§ **Input material**:

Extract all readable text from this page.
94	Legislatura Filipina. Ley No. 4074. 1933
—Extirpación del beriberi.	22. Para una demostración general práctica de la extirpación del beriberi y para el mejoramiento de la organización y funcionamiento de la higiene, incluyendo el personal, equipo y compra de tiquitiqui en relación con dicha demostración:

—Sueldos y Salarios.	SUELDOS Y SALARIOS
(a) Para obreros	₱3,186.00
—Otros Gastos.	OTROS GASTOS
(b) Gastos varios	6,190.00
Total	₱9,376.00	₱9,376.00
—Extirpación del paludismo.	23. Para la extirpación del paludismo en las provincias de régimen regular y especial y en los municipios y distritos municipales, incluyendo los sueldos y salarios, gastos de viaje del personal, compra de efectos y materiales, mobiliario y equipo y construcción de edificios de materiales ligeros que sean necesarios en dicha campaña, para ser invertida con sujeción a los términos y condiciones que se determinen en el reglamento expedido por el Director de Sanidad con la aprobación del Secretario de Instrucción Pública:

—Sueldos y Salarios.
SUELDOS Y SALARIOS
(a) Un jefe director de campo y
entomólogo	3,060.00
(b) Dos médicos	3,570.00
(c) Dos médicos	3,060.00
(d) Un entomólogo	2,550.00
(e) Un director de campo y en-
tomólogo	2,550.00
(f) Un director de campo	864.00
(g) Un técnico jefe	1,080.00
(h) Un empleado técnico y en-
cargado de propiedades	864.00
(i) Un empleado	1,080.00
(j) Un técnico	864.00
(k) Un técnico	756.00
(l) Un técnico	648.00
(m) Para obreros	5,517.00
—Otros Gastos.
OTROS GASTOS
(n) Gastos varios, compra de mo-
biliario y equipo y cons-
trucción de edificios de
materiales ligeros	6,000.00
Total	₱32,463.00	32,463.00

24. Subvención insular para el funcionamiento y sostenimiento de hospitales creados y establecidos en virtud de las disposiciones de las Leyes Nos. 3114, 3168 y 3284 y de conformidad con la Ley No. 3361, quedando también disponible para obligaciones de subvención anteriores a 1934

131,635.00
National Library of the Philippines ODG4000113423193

§ **Your goal**: Reproduce all of the material above word for word.

§ **The answer**:
Extract all readable text from this page.
94	Legislatura Filipina. Ley No. 4074. 1933
—Extirpación del beriberi.	22. Para una demostración general práctica de la extirpación del beriberi y para el mejoramiento de la organización y funcionamiento de la higiene, incluyendo el personal, equipo y compra de tiquitiqui en relación con dicha demostración:

—Sueldos y Salarios.	SUELDOS Y SALARIOS
(a) Para obreros	₱3,186.00
—Otros Gastos.	OTROS GASTOS
(b) Gastos varios	6,190.00
Total	₱9,376.00	₱9,376.00
—Extirpación del paludismo.	23. Para la extirpación del paludismo en las provincias de régimen regular y especial y en los municipios y distritos municipales, incluyendo los sueldos y salarios, gastos de viaje del personal, compra de efectos y materiales, mobiliario y equipo y construcción de edificios de materiales ligeros que sean necesarios en dicha campaña, para ser invertida con sujeción a los términos y condiciones que se determinen en el reglamento expedido por el Director de Sanidad con la aprobación del Secretario de Instrucción Pública:

—Sueldos y Salarios.
SUELDOS Y SALARIOS
(a) Un jefe director de campo y
entomólogo	3,060.00
(b) Dos médicos	3,570.00
(c) Dos médicos	3,060.00
(d) Un entomólogo	2,550.00
(e) Un director de campo y en-
tomólogo	2,550.00
(f) Un director de campo	864.00
(g) Un técnico jefe	1,080.00
(h) Un empleado técnico y en-
cargado de propiedades	864.00
(i) Un empleado	1,080.00
(j) Un técnico	864.00
(k) Un técnico	756.00
(l) Un técnico	648.00
(m) Para obreros	5,517.00
—Otros Gastos.
OTROS GASTOS
(n) Gastos varios, compra de mo-
biliario y equipo y cons-
trucción de edificios de
materiales ligeros	6,000.00
Total	₱32,463.00	32,463.00

24. Subvención insular para el funcionamiento y sostenimiento de hospitales creados y establecidos en virtud de las disposiciones de las Leyes Nos. 3114, 3168 y 3284 y de conformidad con la Ley No. 3361, quedando también disponible para obligaciones de subvención anteriores a 1934

131,635.00
National Library of the Philippines ODG4000113423193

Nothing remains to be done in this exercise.